Count how many lines hold the string "Belgenin", and give only that number.

Data shown:
┄┄┄┄┄┄┄┄┄┄

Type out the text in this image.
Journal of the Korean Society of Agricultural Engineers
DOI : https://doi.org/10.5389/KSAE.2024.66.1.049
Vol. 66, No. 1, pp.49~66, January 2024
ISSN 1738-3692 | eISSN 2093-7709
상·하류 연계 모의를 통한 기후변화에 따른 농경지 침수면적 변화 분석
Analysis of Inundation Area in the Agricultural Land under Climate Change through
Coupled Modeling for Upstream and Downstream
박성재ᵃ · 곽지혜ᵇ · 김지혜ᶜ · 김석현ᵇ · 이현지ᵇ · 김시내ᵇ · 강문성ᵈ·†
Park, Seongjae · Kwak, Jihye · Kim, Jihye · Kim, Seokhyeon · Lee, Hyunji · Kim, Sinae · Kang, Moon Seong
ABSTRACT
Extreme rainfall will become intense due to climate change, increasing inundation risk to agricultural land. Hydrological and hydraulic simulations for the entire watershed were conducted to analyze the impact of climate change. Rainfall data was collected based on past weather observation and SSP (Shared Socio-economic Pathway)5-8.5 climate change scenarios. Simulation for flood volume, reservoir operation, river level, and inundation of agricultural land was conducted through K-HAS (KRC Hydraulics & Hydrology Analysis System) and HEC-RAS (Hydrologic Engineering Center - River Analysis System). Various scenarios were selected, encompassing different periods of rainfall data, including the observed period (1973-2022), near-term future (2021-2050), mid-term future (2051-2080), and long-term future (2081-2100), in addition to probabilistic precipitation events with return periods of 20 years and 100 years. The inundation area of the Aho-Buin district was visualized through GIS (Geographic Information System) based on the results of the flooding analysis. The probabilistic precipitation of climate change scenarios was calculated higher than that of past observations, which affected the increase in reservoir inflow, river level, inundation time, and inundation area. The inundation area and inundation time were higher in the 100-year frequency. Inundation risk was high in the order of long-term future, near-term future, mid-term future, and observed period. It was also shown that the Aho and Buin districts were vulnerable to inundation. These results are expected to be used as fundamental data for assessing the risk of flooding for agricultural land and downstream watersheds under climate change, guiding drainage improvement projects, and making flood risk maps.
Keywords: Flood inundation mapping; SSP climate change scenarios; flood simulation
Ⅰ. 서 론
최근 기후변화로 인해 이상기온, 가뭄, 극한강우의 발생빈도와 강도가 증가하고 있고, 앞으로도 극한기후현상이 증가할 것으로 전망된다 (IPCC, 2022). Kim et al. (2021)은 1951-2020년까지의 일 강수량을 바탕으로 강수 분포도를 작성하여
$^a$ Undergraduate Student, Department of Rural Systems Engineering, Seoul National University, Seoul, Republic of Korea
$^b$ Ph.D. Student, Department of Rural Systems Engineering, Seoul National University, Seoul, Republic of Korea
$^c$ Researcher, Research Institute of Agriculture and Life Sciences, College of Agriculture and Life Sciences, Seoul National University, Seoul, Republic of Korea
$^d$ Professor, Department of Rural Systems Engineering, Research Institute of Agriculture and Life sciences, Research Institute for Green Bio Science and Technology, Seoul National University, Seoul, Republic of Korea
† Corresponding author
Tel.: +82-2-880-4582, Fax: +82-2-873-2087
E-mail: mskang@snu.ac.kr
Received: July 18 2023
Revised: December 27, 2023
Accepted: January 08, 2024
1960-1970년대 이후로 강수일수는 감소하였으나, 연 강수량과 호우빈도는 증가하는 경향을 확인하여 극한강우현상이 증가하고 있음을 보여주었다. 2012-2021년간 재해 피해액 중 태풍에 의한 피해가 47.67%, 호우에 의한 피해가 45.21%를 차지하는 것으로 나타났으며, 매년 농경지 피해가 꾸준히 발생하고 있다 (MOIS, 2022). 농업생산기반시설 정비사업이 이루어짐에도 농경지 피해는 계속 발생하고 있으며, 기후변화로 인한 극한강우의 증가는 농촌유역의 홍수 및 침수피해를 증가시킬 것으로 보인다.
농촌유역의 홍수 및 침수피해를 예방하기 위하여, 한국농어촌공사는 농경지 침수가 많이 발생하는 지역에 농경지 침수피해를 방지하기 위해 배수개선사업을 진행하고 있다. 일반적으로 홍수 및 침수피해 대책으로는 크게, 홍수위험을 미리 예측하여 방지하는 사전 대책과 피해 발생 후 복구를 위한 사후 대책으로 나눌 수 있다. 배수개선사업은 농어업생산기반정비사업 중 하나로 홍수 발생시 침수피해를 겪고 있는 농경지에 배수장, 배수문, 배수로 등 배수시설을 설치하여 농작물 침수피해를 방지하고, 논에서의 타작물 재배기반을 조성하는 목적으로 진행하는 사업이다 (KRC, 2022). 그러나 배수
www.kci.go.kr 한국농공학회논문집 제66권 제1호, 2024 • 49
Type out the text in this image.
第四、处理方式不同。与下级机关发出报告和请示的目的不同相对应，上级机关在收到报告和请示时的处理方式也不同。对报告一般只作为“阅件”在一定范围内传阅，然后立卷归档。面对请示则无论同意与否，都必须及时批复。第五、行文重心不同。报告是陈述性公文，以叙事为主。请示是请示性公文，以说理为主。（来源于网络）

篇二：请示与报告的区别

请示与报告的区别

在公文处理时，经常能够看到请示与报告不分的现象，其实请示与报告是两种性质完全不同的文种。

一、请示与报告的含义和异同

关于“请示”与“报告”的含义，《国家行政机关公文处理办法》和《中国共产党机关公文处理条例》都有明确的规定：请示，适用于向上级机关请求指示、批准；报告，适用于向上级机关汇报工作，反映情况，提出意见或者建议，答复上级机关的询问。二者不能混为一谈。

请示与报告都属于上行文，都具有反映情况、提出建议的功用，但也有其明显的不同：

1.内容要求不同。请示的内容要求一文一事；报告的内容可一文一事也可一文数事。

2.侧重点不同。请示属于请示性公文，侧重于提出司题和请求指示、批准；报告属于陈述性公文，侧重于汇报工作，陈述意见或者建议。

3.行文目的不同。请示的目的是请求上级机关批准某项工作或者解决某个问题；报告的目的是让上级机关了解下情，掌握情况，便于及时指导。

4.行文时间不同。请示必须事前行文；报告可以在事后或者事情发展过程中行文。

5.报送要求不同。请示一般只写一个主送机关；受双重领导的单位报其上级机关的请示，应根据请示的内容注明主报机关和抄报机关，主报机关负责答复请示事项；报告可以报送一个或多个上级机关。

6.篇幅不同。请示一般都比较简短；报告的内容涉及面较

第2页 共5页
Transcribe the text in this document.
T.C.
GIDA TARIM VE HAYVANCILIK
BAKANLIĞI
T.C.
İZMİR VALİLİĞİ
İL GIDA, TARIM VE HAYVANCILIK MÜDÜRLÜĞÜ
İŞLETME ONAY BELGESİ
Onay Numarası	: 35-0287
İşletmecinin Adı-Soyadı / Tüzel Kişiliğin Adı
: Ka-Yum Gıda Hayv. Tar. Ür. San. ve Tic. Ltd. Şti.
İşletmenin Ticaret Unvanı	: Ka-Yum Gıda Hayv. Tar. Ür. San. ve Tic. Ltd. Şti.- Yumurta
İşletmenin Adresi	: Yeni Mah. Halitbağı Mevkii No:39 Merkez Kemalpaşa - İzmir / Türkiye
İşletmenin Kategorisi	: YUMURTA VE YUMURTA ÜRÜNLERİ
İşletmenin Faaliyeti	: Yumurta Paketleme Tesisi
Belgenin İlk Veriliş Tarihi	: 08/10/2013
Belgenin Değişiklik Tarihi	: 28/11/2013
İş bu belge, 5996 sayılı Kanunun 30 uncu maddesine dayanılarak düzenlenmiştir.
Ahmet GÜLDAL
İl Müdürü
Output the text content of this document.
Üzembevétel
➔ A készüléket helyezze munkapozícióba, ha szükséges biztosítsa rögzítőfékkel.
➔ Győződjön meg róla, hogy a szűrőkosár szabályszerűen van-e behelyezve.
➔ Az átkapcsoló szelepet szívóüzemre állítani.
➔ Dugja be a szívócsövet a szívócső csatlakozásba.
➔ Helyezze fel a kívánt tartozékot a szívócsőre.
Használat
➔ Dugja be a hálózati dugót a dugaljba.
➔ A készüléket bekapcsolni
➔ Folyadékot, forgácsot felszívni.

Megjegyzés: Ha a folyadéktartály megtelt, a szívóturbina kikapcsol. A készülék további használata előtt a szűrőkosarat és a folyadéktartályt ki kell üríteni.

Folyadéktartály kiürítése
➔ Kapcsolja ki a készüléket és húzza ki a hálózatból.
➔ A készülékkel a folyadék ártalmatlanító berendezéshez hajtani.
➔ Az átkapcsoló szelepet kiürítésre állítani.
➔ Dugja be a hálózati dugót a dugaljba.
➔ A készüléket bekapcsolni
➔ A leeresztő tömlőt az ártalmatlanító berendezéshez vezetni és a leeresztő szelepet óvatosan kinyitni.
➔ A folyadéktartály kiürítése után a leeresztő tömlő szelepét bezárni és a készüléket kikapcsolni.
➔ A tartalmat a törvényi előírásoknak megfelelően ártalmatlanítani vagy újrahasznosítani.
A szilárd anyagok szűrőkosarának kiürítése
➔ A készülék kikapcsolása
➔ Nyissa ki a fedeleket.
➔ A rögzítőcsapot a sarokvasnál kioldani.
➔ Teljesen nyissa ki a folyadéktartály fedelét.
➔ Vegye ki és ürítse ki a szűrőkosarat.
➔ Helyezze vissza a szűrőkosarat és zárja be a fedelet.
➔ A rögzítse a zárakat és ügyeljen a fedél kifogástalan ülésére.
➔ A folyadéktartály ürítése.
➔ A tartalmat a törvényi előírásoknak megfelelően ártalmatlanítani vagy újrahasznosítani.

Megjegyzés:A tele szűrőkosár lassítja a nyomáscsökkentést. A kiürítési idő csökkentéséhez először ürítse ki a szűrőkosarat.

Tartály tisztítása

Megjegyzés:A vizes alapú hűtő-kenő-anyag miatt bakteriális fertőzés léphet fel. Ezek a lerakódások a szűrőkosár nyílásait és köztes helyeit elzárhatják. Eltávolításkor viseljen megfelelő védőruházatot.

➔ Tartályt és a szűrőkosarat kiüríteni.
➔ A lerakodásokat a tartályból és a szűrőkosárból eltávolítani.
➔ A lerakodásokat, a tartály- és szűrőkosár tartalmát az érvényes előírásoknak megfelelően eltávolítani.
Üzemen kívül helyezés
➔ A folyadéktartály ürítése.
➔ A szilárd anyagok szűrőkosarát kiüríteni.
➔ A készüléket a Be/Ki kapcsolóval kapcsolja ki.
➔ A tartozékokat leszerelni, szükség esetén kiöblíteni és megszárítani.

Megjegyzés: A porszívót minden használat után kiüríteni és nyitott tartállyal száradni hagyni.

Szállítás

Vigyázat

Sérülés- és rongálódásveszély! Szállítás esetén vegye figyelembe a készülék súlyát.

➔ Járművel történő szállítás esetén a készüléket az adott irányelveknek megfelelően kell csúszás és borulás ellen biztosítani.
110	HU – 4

┄┄┄┄┄┄┄┄┄┄

Task answer:
2